* [EXERCISE REQUIREMENTS] Reproduce every record below exactly as it appears.

Figure content listings
** Start **
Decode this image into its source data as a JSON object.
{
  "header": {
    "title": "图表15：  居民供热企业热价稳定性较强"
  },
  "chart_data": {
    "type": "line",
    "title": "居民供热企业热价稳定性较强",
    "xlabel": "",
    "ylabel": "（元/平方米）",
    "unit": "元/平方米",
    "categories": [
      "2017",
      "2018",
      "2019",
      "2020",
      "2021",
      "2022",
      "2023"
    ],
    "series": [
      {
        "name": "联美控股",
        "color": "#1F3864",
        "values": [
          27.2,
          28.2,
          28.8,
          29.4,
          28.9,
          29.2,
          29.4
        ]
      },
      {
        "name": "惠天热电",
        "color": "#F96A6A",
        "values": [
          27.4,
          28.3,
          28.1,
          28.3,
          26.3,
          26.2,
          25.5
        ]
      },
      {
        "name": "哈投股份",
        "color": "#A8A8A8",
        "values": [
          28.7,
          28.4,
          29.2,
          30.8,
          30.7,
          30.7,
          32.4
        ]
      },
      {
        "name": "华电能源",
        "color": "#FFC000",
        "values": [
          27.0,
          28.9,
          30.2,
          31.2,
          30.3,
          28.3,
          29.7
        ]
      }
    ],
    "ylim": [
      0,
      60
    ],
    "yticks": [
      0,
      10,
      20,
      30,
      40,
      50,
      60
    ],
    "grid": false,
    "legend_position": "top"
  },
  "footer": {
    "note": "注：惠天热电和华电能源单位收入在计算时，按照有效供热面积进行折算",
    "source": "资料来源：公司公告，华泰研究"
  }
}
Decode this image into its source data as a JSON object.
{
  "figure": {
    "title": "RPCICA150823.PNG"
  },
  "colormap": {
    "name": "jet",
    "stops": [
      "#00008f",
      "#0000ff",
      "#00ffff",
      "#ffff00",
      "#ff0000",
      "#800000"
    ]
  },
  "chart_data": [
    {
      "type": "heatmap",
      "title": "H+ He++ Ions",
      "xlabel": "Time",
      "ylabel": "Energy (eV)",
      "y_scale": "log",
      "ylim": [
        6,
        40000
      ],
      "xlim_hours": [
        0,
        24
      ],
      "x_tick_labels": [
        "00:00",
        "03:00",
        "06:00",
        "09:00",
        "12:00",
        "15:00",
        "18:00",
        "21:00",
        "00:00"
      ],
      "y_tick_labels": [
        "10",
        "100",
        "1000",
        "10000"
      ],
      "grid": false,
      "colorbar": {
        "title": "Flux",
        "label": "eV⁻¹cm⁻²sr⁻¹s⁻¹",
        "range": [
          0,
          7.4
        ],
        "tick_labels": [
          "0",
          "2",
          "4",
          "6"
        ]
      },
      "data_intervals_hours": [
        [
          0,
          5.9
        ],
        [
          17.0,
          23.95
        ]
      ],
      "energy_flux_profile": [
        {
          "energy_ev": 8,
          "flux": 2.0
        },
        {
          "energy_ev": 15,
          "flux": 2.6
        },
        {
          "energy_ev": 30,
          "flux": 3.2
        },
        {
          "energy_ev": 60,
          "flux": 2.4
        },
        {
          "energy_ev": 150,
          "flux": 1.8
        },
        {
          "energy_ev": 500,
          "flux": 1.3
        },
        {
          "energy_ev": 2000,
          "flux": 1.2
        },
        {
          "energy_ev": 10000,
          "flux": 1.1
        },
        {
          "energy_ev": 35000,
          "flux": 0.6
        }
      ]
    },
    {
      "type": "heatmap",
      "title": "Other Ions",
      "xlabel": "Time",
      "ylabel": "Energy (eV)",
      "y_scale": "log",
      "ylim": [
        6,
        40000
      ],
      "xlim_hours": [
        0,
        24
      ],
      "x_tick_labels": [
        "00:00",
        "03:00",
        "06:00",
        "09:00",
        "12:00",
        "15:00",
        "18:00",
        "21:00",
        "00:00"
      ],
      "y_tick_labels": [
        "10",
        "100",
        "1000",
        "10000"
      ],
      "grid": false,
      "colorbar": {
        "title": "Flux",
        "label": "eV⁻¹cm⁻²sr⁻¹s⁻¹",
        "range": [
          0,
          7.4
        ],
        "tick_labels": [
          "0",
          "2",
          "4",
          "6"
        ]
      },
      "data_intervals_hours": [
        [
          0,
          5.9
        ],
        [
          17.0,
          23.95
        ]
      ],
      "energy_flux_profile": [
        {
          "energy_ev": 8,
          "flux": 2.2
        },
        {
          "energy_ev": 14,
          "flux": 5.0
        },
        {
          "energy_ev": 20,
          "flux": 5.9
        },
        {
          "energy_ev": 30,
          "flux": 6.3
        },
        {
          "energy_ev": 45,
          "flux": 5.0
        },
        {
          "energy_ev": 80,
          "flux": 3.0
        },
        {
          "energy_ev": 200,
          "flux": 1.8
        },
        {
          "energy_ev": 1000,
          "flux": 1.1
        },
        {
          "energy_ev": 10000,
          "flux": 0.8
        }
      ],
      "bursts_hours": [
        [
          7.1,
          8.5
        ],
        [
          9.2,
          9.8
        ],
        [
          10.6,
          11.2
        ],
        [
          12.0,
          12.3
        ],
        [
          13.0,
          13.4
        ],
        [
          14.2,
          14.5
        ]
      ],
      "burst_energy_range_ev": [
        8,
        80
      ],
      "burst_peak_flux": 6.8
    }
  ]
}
** End **
* [WRITTEN SOLUTION]
Decode this image into its source data as a JSON object.
{
  "header": {
    "title": "图表15：  居民供热企业热价稳定性较强"
  },
  "chart_data": {
    "type": "line",
    "title": "居民供热企业热价稳定性较强",
    "xlabel": "",
    "ylabel": "（元/平方米）",
    "unit": "元/平方米",
    "categories": [
      "2017",
      "2018",
      "2019",
      "2020",
      "2021",
      "2022",
      "2023"
    ],
    "series": [
      {
        "name": "联美控股",
        "color": "#1F3864",
        "values": [
          27.2,
          28.2,
          28.8,
          29.4,
          28.9,
          29.2,
          29.4
        ]
      },
      {
        "name": "惠天热电",
        "color": "#F96A6A",
        "values": [
          27.4,
          28.3,
          28.1,
          28.3,
          26.3,
          26.2,
          25.5
        ]
      },
      {
        "name": "哈投股份",
        "color": "#A8A8A8",
        "values": [
          28.7,
          28.4,
          29.2,
          30.8,
          30.7,
          30.7,
          32.4
        ]
      },
      {
        "name": "华电能源",
        "color": "#FFC000",
        "values": [
          27.0,
          28.9,
          30.2,
          31.2,
          30.3,
          28.3,
          29.7
        ]
      }
    ],
    "ylim": [
      0,
      60
    ],
    "yticks": [
      0,
      10,
      20,
      30,
      40,
      50,
      60
    ],
    "grid": false,
    "legend_position": "top"
  },
  "footer": {
    "note": "注：惠天热电和华电能源单位收入在计算时，按照有效供热面积进行折算",
    "source": "资料来源：公司公告，华泰研究"
  }
}
Decode this image into its source data as a JSON object.
{
  "figure": {
    "title": "RPCICA150823.PNG"
  },
  "colormap": {
    "name": "jet",
    "stops": [
      "#00008f",
      "#0000ff",
      "#00ffff",
      "#ffff00",
      "#ff0000",
      "#800000"
    ]
  },
  "chart_data": [
    {
      "type": "heatmap",
      "title": "H+ He++ Ions",
      "xlabel": "Time",
      "ylabel": "Energy (eV)",
      "y_scale": "log",
      "ylim": [
        6,
        40000
      ],
      "xlim_hours": [
        0,
        24
      ],
      "x_tick_labels": [
        "00:00",
        "03:00",
        "06:00",
        "09:00",
        "12:00",
        "15:00",
        "18:00",
        "21:00",
        "00:00"
      ],
      "y_tick_labels": [
        "10",
        "100",
        "1000",
        "10000"
      ],
      "grid": false,
      "colorbar": {
        "title": "Flux",
        "label": "eV⁻¹cm⁻²sr⁻¹s⁻¹",
        "range": [
          0,
          7.4
        ],
        "tick_labels": [
          "0",
          "2",
          "4",
          "6"
        ]
      },
      "data_intervals_hours": [
        [
          0,
          5.9
        ],
        [
          17.0,
          23.95
        ]
      ],
      "energy_flux_profile": [
        {
          "energy_ev": 8,
          "flux": 2.0
        },
        {
          "energy_ev": 15,
          "flux": 2.6
        },
        {
          "energy_ev": 30,
          "flux": 3.2
        },
        {
          "energy_ev": 60,
          "flux": 2.4
        },
        {
          "energy_ev": 150,
          "flux": 1.8
        },
        {
          "energy_ev": 500,
          "flux": 1.3
        },
        {
          "energy_ev": 2000,
          "flux": 1.2
        },
        {
          "energy_ev": 10000,
          "flux": 1.1
        },
        {
          "energy_ev": 35000,
          "flux": 0.6
        }
      ]
    },
    {
      "type": "heatmap",
      "title": "Other Ions",
      "xlabel": "Time",
      "ylabel": "Energy (eV)",
      "y_scale": "log",
      "ylim": [
        6,
        40000
      ],
      "xlim_hours": [
        0,
        24
      ],
      "x_tick_labels": [
        "00:00",
        "03:00",
        "06:00",
        "09:00",
        "12:00",
        "15:00",
        "18:00",
        "21:00",
        "00:00"
      ],
      "y_tick_labels": [
        "10",
        "100",
        "1000",
        "10000"
      ],
      "grid": false,
      "colorbar": {
        "title": "Flux",
        "label": "eV⁻¹cm⁻²sr⁻¹s⁻¹",
        "range": [
          0,
          7.4
        ],
        "tick_labels": [
          "0",
          "2",
          "4",
          "6"
        ]
      },
      "data_intervals_hours": [
        [
          0,
          5.9
        ],
        [
          17.0,
          23.95
        ]
      ],
      "energy_flux_profile": [
        {
          "energy_ev": 8,
          "flux": 2.2
        },
        {
          "energy_ev": 14,
          "flux": 5.0
        },
        {
          "energy_ev": 20,
          "flux": 5.9
        },
        {
          "energy_ev": 30,
          "flux": 6.3
        },
        {
          "energy_ev": 45,
          "flux": 5.0
        },
        {
          "energy_ev": 80,
          "flux": 3.0
        },
        {
          "energy_ev": 200,
          "flux": 1.8
        },
        {
          "energy_ev": 1000,
          "flux": 1.1
        },
        {
          "energy_ev": 10000,
          "flux": 0.8
        }
      ],
      "bursts_hours": [
        [
          7.1,
          8.5
        ],
        [
          9.2,
          9.8
        ],
        [
          10.6,
          11.2
        ],
        [
          12.0,
          12.3
        ],
        [
          13.0,
          13.4
        ],
        [
          14.2,
          14.5
        ]
      ],
      "burst_energy_range_ev": [
        8,
        80
      ],
      "burst_peak_flux": 6.8
    }
  ]
}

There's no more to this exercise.